Records excerpted from a collection:
══════
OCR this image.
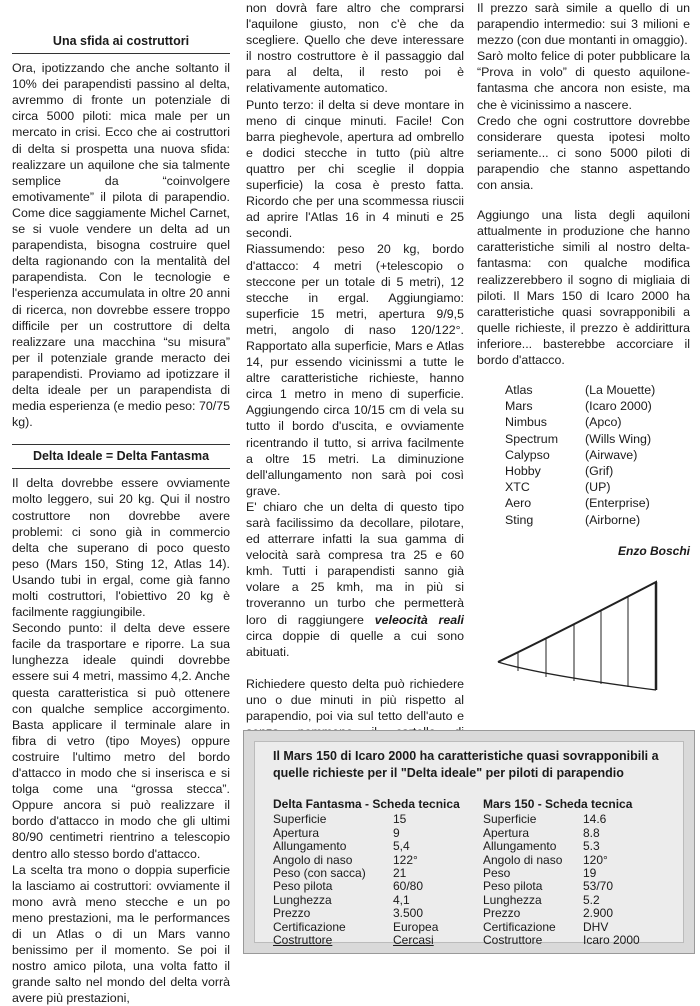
Una sfida ai costruttori

Ora, ipotizzando che anche soltanto il 10% dei parapendisti passino al delta, avremmo di fronte un potenziale di circa 5000 piloti: mica male per un mercato in crisi. Ecco che ai costruttori di delta si prospetta una nuova sfida: realizzare un aquilone che sia talmente semplice da “coinvolgere emotivamente” il pilota di parapendio. Come dice saggiamente Michel Carnet, se si vuole vendere un delta ad un parapendista, bisogna costruire quel delta ragionando con la mentalità del parapendista. Con le tecnologie e l'esperienza accumulata in oltre 20 anni di ricerca, non dovrebbe essere troppo difficile per un costruttore di delta realizzare una macchina “su misura” per il potenziale grande meracto dei parapendisti. Proviamo ad ipotizzare il delta ideale per un parapendista di media esperienza (e medio peso: 70/75 kg).

Delta Ideale = Delta Fantasma

Il delta dovrebbe essere ovviamente molto leggero, sui 20 kg. Qui il nostro costruttore non dovrebbe avere problemi: ci sono già in commercio delta che superano di poco questo peso (Mars 150, Sting 12, Atlas 14). Usando tubi in ergal, come già fanno molti costruttori, l'obiettivo 20 kg è facilmente raggiungibile.

Secondo punto: il delta deve essere facile da trasportare e riporre. La sua lunghezza ideale quindi dovrebbe essere sui 4 metri, massimo 4,2. Anche questa caratteristica si può ottenere con qualche semplice accorgimento. Basta applicare il terminale alare in fibra di vetro (tipo Moyes) oppure costruire l'ultimo metro del bordo d'attacco in modo che si inserisca e si tolga come una “grossa stecca”. Oppure ancora si può realizzare il bordo d'attacco in modo che gli ultimi 80/90 centimetri rientrino a telescopio dentro allo stesso bordo d'attacco.

La scelta tra mono o doppia superficie la lasciamo ai costruttori: ovviamente il mono avrà meno stecche e un po meno prestazioni, ma le performances di un Atlas o di un Mars vanno benissimo per il momento. Se poi il nostro amico pilota, una volta fatto il grande salto nel mondo del delta vorrà avere più prestazioni,

non dovrà fare altro che comprarsi l'aquilone giusto, non c'è che da scegliere. Quello che deve interessare il nostro costruttore è il passaggio dal para al delta, il resto poi è relativamente automatico.

Punto terzo: il delta si deve montare in meno di cinque minuti. Facile! Con barra pieghevole, apertura ad ombrello e dodici stecche in tutto (più altre quattro per chi sceglie il doppia superficie) la cosa è presto fatta. Ricordo che per una scommessa riuscii ad aprire l'Atlas 16 in 4 minuti e 25 secondi.

Riassumendo: peso 20 kg, bordo d'attacco: 4 metri (+telescopio o steccone per un totale di 5 metri), 12 stecche in ergal. Aggiungiamo: superficie 15 metri, apertura 9/9,5 metri, angolo di naso 120/122°. Rapportato alla superficie, Mars e Atlas 14, pur essendo vicinissmi a tutte le altre caratteristiche richieste, hanno circa 1 metro in meno di superficie. Aggiungendo circa 10/15 cm di vela su tutto il bordo d'uscita, e ovviamente ricentrando il tutto, si arriva facilmente a oltre 15 metri. La diminuzione dell'allungamento non sarà poi così grave.

E' chiaro che un delta di questo tipo sarà facilissimo da decollare, pilotare, ed atterrare infatti la sua gamma di velocità sarà compresa tra 25 e 60 kmh. Tutti i parapendisti sanno già volare a 25 kmh, ma in più si troveranno un turbo che permetterà loro di raggiungere veleocità reali circa doppie di quelle a cui sono abituati.

Richiedere questo delta può richiedere uno o due minuti in più rispetto al parapendio, poi via sul tetto dell'auto e

Il prezzo sarà simile a quello di un parapendio intermedio: sui 3 milioni e mezzo (con due montanti in omaggio).

Sarò molto felice di poter pubblicare la “Prova in volo” di questo aquilone-fantasma che ancora non esiste, ma che è vicinissimo a nascere.

Credo che ogni costruttore dovrebbe considerare questa ipotesi molto seriamente... ci sono 5000 piloti di parapendio che stanno aspettando con ansia.

Aggiungo una lista degli aquiloni attualmente in produzione che hanno caratteristiche simili al nostro delta-fantasma: con qualche modifica realizzerebbero il sogno di migliaia di piloti. Il Mars 150 di Icaro 2000 ha caratteristiche quasi sovrapponibili a quelle richieste, il prezzo è addirittura inferiore... basterebbe accorciare il bordo d'attacco.

Atlas	(La Mouette)
Mars	(Icaro 2000)
Nimbus	(Apco)
Spectrum	(Wills Wing)
Calypso	(Airwave)
Hobby	(Grif)
XTC	(UP)
Aero	(Enterprise)
Sting	(Airborne)
Enzo Boschi
Il Mars 150 di Icaro 2000 ha caratteristiche quasi sovrapponibili a quelle richieste per il "Delta ideale" per piloti di parapendio
Delta Fantasma - Scheda tecnica
Superficie	15
Apertura	9
Allungamento	5,4
Angolo di naso	122°
Peso (con sacca)	21
Peso pilota	60/80
Lunghezza	4,1
Prezzo	3.500
Certificazione	Europea
Costruttore	Cercasi
Mars 150 - Scheda tecnica
Superficie	14.6
Apertura	8.8
Allungamento	5.3
Angolo di naso	120°
Peso	19
Peso pilota	53/70
Lunghezza	5.2
Prezzo	2.900
Certificazione	DHV
Costruttore	Icaro 2000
══════
▶ _Task_
Copy out each line of the data containing the string "metro".

▶ _Response_
Secondo punto: il delta deve essere facile da trasportare e riporre. La sua lunghezza ideale quindi dovrebbe essere sui 4 metri, massimo 4,2. Anche questa caratteristica si può ottenere con qualche semplice accorgimento. Basta applicare il terminale alare in fibra di vetro (tipo Moyes) oppure costruire l'ultimo metro del bordo d'attacco in modo che si inserisca e si tolga come una “grossa stecca”. Oppure ancora si può realizzare il bordo d'attacco in modo che gli ultimi 80/90 centimetri rientrino a telescopio dentro allo stesso bordo d'attacco.
Riassumendo: peso 20 kg, bordo d'attacco: 4 metri (+telescopio o steccone per un totale di 5 metri), 12 stecche in ergal. Aggiungiamo: superficie 15 metri, apertura 9/9,5 metri, angolo di naso 120/122°. Rapportato alla superficie, Mars e Atlas 14, pur essendo vicinissmi a tutte le altre caratteristiche richieste, hanno circa 1 metro in meno di superficie. Aggiungendo circa 10/15 cm di vela su tutto il bordo d'uscita, e ovviamente ricentrando il tutto, si arriva facilmente a oltre 15 metri. La diminuzione dell'allungamento non sarà poi così grave.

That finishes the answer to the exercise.